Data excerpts
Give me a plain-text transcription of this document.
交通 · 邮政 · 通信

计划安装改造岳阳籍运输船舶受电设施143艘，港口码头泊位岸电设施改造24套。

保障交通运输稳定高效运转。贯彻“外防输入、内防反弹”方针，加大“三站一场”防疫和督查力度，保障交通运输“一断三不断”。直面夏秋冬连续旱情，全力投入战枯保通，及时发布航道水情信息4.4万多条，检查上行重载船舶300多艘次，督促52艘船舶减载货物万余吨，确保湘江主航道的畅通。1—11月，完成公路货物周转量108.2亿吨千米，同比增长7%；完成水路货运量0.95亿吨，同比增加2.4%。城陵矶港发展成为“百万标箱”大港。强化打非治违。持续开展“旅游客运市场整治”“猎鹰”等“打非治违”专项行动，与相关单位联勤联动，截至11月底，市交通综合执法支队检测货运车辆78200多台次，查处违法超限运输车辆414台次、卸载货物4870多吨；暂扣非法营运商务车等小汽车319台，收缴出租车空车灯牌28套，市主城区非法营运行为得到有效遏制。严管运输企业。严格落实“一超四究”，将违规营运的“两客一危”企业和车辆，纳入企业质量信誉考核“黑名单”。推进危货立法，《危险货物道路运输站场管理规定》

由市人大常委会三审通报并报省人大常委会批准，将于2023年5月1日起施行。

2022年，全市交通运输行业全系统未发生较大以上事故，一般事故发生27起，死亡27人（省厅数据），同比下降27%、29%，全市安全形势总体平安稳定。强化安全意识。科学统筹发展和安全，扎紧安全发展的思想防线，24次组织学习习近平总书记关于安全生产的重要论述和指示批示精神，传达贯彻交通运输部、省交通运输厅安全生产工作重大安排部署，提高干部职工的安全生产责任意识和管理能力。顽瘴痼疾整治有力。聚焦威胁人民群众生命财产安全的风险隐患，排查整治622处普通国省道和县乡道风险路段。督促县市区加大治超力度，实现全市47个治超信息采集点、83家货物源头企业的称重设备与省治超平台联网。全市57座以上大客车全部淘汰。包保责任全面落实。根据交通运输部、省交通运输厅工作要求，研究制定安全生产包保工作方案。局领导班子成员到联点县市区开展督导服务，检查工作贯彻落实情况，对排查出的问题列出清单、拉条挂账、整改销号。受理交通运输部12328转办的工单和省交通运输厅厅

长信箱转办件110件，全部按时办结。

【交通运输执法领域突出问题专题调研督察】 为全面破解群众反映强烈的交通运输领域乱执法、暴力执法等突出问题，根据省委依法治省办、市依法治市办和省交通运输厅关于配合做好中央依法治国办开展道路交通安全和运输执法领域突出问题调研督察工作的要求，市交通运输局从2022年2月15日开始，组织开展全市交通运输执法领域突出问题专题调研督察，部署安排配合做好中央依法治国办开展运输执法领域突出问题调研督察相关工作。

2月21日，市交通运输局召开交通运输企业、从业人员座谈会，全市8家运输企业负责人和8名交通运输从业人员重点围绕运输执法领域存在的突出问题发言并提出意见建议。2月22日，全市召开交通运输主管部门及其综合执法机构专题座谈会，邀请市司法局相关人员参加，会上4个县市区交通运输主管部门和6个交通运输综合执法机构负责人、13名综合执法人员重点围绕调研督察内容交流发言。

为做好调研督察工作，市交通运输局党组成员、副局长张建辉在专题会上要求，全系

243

==

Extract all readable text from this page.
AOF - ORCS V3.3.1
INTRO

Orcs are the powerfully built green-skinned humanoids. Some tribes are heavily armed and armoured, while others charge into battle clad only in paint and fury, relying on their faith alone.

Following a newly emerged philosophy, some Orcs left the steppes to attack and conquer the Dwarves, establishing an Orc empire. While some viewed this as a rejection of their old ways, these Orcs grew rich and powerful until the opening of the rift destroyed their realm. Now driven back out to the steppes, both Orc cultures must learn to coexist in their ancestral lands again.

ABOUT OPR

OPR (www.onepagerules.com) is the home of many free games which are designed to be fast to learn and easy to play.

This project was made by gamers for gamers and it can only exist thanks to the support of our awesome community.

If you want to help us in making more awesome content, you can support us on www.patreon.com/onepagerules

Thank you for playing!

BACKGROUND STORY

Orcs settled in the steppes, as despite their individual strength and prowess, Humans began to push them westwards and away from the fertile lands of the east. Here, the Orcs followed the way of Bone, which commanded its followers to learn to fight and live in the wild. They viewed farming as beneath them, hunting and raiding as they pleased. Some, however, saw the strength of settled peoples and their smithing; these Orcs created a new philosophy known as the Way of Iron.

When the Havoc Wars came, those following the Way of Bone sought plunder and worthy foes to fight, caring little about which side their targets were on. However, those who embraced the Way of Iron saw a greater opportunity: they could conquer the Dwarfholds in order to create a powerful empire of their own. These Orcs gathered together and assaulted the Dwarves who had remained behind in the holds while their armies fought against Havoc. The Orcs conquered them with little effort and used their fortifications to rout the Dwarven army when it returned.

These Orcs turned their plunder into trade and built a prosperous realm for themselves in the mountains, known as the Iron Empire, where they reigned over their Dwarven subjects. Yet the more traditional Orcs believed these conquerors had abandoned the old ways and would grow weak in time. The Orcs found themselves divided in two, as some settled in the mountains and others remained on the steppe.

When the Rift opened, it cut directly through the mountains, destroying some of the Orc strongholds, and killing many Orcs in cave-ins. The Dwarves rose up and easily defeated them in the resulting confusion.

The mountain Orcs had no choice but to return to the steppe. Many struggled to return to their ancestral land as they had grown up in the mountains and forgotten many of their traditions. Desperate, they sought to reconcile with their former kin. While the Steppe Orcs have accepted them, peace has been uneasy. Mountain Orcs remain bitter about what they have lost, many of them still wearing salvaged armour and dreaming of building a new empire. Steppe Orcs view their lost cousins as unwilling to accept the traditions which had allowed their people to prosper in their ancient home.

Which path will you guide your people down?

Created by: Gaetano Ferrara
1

---

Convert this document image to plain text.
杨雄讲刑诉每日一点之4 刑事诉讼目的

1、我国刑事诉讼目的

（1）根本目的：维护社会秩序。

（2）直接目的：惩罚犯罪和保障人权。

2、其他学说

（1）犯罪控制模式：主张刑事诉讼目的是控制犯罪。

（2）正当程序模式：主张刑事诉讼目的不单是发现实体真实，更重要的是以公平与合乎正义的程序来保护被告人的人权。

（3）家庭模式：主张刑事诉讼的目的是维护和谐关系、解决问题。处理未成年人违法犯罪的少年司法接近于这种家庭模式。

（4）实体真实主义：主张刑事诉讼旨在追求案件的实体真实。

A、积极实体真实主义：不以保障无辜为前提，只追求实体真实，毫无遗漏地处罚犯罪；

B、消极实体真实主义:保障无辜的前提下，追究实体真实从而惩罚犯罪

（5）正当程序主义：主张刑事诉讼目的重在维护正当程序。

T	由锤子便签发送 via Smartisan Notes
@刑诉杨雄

◆ **What you are asked to do**:
Using the listing above, show each line holding the string "plunder".

◆ **Complete response**:
When the Havoc Wars came, those following the Way of Bone sought plunder and worthy foes to fight, caring little about which side their targets were on. However, those who embraced the Way of Iron saw a greater opportunity: they could conquer the Dwarfholds in order to create a powerful empire of their own. These Orcs gathered together and assaulted the Dwarves who had remained behind in the holds while their armies fought against Havoc. The Orcs conquered them with little effort and used their fortifications to rout the Dwarven army when it returned.
These Orcs turned their plunder into trade and built a prosperous realm for themselves in the mountains, known as the Iron Empire, where they reigned over their Dwarven subjects. Yet the more traditional Orcs believed these conquerors had abandoned the old ways and would grow weak in time. The Orcs found themselves divided in two, as some settled in the mountains and others remained on the steppe.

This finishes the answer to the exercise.